Supplied records
--- Begin ---
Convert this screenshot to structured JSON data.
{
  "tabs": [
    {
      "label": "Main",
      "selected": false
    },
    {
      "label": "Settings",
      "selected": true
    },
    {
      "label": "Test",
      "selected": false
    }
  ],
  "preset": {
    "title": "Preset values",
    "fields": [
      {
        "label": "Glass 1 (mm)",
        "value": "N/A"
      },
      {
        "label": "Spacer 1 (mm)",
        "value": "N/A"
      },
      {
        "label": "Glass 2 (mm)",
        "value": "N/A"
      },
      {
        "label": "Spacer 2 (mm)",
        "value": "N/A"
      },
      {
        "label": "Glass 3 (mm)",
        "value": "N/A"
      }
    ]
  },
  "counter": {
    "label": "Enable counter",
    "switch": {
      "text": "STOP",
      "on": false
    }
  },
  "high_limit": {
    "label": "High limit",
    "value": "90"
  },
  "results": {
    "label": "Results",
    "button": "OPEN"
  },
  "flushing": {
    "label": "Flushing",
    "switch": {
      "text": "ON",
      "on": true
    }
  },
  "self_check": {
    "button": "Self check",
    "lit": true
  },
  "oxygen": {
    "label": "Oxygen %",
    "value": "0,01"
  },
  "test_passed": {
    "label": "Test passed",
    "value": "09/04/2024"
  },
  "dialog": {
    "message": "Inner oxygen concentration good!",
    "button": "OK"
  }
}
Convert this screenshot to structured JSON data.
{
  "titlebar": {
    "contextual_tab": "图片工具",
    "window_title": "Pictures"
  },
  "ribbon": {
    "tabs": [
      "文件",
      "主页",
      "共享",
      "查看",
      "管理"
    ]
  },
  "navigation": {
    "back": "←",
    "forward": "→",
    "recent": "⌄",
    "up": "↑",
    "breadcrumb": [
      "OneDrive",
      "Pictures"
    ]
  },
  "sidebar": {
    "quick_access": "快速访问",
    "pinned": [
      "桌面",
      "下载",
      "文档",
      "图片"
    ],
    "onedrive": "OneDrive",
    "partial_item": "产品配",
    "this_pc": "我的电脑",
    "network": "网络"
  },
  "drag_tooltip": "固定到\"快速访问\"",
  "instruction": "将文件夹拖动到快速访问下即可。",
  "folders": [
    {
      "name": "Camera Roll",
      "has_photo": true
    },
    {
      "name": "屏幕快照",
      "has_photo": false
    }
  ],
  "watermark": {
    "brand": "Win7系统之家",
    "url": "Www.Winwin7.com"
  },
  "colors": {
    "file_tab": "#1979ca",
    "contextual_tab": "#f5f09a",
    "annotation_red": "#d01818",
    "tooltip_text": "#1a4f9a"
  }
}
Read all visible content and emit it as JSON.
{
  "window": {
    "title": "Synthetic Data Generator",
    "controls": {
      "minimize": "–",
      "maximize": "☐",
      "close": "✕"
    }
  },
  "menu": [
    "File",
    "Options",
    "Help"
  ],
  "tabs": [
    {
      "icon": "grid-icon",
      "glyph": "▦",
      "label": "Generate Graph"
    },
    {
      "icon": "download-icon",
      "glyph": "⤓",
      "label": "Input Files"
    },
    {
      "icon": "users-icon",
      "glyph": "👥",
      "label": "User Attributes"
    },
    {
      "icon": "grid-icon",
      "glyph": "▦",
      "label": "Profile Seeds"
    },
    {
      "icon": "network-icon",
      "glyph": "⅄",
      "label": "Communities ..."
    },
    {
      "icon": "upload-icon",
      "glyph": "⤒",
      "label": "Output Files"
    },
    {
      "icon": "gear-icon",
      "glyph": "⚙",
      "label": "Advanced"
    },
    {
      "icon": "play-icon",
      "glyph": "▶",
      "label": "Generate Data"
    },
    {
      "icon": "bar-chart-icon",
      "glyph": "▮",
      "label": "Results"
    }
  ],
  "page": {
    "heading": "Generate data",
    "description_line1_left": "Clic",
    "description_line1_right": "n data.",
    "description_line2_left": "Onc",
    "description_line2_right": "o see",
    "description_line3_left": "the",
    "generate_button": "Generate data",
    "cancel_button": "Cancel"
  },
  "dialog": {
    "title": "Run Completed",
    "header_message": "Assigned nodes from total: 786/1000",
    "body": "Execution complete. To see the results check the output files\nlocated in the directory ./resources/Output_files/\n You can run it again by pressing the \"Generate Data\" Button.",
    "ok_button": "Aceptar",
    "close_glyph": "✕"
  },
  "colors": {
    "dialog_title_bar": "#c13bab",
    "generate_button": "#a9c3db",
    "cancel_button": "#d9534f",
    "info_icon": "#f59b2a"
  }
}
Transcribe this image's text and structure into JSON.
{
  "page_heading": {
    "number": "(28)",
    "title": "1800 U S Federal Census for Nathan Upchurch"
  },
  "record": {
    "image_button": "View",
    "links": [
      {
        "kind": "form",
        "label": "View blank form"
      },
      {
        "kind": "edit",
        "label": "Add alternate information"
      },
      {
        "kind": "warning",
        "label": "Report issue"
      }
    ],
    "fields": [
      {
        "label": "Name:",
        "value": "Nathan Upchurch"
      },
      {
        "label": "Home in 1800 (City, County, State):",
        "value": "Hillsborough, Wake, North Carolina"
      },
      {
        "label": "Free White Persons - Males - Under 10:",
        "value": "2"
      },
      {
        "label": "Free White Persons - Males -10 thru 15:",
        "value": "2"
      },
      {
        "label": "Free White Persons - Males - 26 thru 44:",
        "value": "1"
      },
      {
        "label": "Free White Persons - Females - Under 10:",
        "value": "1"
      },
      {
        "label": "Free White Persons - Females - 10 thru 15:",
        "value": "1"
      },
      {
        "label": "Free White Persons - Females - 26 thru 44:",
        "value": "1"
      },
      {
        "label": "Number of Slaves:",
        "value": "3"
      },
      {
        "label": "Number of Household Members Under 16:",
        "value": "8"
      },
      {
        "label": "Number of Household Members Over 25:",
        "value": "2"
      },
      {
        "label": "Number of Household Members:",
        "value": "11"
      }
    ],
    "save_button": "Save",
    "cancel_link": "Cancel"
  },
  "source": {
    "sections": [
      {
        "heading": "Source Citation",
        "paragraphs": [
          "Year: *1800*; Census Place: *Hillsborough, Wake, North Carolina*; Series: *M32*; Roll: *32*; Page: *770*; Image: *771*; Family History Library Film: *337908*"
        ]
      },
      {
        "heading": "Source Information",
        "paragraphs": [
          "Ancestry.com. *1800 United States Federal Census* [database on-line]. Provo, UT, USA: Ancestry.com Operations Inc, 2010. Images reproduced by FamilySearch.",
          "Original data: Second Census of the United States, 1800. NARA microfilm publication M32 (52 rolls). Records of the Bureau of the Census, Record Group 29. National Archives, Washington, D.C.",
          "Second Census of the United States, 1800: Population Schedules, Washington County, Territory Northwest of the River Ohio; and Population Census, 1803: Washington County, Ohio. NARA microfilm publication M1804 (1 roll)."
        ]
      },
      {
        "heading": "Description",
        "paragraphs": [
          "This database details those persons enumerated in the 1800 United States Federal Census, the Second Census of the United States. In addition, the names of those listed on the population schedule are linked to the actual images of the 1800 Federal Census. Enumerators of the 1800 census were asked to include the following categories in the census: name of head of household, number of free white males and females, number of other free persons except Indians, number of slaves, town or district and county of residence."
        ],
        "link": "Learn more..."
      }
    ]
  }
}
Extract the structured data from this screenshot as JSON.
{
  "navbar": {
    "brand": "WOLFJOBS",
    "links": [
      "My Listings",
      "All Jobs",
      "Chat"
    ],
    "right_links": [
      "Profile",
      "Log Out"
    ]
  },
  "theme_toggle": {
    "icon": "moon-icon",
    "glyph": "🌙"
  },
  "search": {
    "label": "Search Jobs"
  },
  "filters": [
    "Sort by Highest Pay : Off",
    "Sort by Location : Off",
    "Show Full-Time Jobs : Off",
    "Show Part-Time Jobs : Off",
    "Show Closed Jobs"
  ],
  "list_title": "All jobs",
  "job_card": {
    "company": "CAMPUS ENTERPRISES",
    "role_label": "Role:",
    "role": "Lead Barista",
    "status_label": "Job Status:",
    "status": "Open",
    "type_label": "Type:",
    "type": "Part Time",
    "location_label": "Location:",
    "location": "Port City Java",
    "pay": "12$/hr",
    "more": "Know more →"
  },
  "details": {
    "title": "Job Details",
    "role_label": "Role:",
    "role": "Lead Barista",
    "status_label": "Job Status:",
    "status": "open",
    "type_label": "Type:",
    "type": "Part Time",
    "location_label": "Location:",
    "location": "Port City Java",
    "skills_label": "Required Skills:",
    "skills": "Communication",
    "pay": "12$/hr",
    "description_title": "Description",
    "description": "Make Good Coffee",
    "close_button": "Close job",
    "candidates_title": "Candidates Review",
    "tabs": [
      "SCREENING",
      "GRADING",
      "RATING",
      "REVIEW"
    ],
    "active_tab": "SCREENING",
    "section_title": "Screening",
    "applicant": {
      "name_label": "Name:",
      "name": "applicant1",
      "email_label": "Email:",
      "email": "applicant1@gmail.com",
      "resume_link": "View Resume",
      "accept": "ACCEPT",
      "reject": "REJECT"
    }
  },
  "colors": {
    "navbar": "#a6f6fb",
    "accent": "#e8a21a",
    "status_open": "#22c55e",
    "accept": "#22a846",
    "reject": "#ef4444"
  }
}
--- End ---
Exercise goal
Track down all lines above with the string "JSON" and copy them.

Answer for the task
Convert this screenshot to structured JSON data.
Convert this screenshot to structured JSON data.
Read all visible content and emit it as JSON.
Transcribe this image's text and structure into JSON.
Extract the structured data from this screenshot as JSON.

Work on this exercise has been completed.